Reproduce the listing below without any change.

● **TASK MATERIAL**
BEGIN

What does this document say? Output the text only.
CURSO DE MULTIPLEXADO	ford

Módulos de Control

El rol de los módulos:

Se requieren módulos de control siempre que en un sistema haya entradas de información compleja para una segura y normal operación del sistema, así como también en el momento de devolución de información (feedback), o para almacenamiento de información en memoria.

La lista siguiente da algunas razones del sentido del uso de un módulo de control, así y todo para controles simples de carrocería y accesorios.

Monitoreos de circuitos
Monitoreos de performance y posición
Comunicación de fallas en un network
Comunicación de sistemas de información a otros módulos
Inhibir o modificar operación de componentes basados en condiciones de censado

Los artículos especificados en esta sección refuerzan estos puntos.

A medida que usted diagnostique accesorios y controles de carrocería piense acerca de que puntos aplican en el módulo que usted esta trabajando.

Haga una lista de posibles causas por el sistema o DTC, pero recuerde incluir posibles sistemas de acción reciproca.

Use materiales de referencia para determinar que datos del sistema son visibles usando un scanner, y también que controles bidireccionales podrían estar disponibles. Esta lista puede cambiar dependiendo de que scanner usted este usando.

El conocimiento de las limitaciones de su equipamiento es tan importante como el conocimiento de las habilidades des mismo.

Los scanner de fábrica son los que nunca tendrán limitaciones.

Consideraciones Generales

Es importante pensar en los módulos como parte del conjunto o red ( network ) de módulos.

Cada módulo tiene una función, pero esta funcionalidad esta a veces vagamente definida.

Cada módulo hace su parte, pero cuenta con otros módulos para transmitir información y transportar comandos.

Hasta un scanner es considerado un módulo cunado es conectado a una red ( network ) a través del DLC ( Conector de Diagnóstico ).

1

END

● **ANSWER TO THIS PROBLEM**
What does this document say? Output the text only.
CURSO DE MULTIPLEXADO	ford

Módulos de Control

El rol de los módulos:

Se requieren módulos de control siempre que en un sistema haya entradas de información compleja para una segura y normal operación del sistema, así como también en el momento de devolución de información (feedback), o para almacenamiento de información en memoria.

La lista siguiente da algunas razones del sentido del uso de un módulo de control, así y todo para controles simples de carrocería y accesorios.

Monitoreos de circuitos
Monitoreos de performance y posición
Comunicación de fallas en un network
Comunicación de sistemas de información a otros módulos
Inhibir o modificar operación de componentes basados en condiciones de censado

Los artículos especificados en esta sección refuerzan estos puntos.

A medida que usted diagnostique accesorios y controles de carrocería piense acerca de que puntos aplican en el módulo que usted esta trabajando.

Haga una lista de posibles causas por el sistema o DTC, pero recuerde incluir posibles sistemas de acción reciproca.

Use materiales de referencia para determinar que datos del sistema son visibles usando un scanner, y también que controles bidireccionales podrían estar disponibles. Esta lista puede cambiar dependiendo de que scanner usted este usando.

El conocimiento de las limitaciones de su equipamiento es tan importante como el conocimiento de las habilidades des mismo.

Los scanner de fábrica son los que nunca tendrán limitaciones.

Consideraciones Generales

Es importante pensar en los módulos como parte del conjunto o red ( network ) de módulos.

Cada módulo tiene una función, pero esta funcionalidad esta a veces vagamente definida.

Cada módulo hace su parte, pero cuenta con otros módulos para transmitir información y transportar comandos.

Hasta un scanner es considerado un módulo cunado es conectado a una red ( network ) a través del DLC ( Conector de Diagnóstico ).

1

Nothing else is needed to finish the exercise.